** Reading passage follows **
Lordhowea is a genus of flowering plant in the family Asteraceae, native to eastern and south-eastern Australia and Lord Howe Island. The genus was established by Bertil Nordenstam in 1978.

==Description==
As circumscribed in a 2020 study, species of the genus Lordhowea are somewhat tall and open herbaceous to shrubby plants with wide and undivided leaves. Lordhowea insularis is particularly shrubby. The flower heads are arranged in a cymose panicle. All except L. insularis have long ray florets. The three species whose chromosome number is known have the unusual value of n = 19.
** End of Reading passage **
** Given records follows **
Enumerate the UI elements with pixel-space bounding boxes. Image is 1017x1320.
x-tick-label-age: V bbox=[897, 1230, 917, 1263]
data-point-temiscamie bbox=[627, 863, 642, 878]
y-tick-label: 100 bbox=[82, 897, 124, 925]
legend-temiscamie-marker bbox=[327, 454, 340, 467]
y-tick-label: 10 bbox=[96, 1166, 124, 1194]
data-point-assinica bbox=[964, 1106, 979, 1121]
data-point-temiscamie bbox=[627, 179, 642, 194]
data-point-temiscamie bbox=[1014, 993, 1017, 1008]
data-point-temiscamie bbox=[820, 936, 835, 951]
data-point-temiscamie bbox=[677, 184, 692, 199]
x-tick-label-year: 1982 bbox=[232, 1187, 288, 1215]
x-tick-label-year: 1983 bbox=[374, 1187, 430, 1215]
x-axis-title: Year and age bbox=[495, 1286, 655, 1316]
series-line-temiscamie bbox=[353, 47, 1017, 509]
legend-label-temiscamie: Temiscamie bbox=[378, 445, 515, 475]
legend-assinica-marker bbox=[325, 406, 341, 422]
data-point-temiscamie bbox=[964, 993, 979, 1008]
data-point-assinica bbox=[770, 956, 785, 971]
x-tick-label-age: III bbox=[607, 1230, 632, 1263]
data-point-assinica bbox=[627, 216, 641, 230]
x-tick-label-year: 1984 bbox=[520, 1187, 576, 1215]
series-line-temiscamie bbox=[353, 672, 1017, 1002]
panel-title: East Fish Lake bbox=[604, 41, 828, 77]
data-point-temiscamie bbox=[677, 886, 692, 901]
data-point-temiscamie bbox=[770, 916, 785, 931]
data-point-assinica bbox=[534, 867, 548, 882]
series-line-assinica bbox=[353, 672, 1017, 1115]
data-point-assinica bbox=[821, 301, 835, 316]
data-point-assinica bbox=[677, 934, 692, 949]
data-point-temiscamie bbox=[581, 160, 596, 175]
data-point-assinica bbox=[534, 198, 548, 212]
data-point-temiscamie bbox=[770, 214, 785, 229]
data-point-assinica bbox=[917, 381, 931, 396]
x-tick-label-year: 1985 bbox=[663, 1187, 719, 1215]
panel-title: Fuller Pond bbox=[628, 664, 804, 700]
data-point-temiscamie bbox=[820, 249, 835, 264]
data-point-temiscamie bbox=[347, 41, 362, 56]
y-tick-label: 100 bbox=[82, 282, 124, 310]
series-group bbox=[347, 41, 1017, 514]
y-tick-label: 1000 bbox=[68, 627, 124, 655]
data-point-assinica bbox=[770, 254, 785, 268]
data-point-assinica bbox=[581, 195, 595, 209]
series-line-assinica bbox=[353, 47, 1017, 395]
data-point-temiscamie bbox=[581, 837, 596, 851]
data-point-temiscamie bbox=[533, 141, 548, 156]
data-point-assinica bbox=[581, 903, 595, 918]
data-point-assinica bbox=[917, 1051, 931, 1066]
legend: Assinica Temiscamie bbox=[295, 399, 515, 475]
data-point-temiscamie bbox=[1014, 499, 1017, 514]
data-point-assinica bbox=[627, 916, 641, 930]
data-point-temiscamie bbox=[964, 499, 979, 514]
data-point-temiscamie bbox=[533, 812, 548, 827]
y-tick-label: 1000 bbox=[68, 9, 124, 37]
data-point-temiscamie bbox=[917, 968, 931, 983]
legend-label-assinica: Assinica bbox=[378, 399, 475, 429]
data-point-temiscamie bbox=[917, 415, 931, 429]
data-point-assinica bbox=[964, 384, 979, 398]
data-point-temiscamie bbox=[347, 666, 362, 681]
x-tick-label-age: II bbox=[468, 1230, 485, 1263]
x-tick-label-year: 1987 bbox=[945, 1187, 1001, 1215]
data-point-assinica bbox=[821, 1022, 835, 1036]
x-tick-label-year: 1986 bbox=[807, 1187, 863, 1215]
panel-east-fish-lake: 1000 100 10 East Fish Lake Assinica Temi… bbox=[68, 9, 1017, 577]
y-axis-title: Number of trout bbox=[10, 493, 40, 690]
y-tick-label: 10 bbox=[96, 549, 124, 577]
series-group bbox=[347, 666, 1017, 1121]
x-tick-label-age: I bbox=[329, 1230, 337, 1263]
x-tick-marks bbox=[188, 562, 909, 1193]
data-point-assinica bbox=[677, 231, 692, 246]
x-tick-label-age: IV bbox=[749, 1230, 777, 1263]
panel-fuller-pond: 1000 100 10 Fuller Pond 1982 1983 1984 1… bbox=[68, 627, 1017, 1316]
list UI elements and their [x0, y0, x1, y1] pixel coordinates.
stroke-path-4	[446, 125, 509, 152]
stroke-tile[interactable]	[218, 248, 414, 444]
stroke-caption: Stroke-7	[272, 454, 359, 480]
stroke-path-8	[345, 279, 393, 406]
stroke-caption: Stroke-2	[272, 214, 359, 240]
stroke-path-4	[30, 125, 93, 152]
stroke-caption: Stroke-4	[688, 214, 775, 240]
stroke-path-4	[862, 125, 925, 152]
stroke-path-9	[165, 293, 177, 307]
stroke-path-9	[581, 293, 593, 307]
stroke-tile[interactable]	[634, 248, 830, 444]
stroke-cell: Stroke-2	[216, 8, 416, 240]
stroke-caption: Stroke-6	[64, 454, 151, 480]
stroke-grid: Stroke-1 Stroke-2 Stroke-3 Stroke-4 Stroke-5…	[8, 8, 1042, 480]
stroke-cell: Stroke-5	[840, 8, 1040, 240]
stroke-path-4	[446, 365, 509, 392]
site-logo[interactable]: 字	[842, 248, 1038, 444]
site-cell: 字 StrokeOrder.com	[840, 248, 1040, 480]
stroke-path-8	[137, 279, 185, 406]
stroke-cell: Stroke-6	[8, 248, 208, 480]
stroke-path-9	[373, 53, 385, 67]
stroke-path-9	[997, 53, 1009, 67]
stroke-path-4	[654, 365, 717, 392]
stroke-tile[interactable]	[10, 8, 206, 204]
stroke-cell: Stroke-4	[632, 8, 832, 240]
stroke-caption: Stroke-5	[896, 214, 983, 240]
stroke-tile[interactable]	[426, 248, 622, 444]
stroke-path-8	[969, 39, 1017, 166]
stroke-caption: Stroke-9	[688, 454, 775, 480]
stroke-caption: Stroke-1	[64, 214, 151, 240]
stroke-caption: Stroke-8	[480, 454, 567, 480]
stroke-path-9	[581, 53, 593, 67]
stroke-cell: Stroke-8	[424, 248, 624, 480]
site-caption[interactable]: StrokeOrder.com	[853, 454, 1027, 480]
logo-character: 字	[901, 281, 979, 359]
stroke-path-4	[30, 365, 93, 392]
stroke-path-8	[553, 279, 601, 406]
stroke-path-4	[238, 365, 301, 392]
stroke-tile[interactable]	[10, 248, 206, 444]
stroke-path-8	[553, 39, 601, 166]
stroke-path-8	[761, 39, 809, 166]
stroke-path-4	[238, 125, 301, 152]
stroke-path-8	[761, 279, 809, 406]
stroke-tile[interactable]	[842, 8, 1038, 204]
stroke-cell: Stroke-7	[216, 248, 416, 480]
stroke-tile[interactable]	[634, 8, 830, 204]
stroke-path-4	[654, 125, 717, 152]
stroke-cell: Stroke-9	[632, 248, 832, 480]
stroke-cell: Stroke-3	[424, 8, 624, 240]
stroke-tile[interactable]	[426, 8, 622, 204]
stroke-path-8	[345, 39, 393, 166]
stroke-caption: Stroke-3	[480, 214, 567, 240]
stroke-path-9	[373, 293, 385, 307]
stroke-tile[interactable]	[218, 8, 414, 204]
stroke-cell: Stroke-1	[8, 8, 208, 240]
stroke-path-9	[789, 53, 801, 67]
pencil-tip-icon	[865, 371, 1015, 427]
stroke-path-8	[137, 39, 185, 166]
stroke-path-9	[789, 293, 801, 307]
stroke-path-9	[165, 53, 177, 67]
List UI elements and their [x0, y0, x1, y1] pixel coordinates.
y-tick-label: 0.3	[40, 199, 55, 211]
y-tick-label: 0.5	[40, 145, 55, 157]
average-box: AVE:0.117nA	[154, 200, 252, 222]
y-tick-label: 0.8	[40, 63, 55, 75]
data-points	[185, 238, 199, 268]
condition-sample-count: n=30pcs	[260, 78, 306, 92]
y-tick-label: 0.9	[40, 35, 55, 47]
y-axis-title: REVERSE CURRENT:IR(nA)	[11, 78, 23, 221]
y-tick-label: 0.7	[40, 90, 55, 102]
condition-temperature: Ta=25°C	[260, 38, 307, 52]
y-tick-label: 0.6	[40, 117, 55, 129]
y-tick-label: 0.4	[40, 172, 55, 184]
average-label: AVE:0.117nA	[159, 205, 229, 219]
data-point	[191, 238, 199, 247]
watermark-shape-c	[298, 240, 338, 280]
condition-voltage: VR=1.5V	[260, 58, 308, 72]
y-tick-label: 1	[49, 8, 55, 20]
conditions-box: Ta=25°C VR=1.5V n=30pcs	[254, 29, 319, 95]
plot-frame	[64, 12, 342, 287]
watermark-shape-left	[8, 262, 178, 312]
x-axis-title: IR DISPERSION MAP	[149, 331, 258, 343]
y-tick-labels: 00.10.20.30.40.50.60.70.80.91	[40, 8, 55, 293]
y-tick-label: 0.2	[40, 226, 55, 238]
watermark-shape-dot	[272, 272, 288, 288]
** End of Given records **
Problems and tasks:
(a) Can you echo the Lordhowea passage, starting with "Lordhowea is a" and going on through "Nordenstam in 1978.", word for word?
(b) Can you answer these questions from the Lordhowea passage?
(i) Who established the genus, and in what year?
(ii) In what arrangement are the flower heads borne?
(iii) What chromosome number do the three species with a known count share?
(c) Could you carry the Lordhowea passage forward from its last sentence?

Results of the exercise:
(a)
Lordhowea is a genus of flowering plant in the family Asteraceae, native to eastern and south-eastern Australia and Lord Howe Island. The genus was established by Bertil Nordenstam in 1978.

(b)
(i) Bertil Nordenstam, in 1978.
(ii) In a cymose panicle.
(iii) n = 19.

(c)
==Taxonomy==
The genus Lordhowea was established by Bertil Nordenstam 1978 with the sole species Lordhowea insularis, endemic to Lord Howe Island, which Nordenstam transferred from Senecio. The genus remained monotypic until 2020, when a molecular phylogenetic study of Australian species placed in the tribe Senecioneae found that L. insularis formed a clade with three species then placed in Senecio. This clade was clearly distinct from other Senecio species, both genetically and morphologically. Accordingly, the authors of the 2020 study expanded Lordhowea to include these three mainland Australian species.

===Species===
As of January 2023, Plants of the World Online accepted four species:
- Lordhowea amygdalifolia (F.Muell.) Schmidt-Leb.
- Lordhowea insularis (Benth.) B.Nord.
- Lordhowea pilosicrista (I.Thomps.) Schmidt-Leb.
- Lordhowea velleioides (A.Cunn. ex DC.) Schmidt-Leb.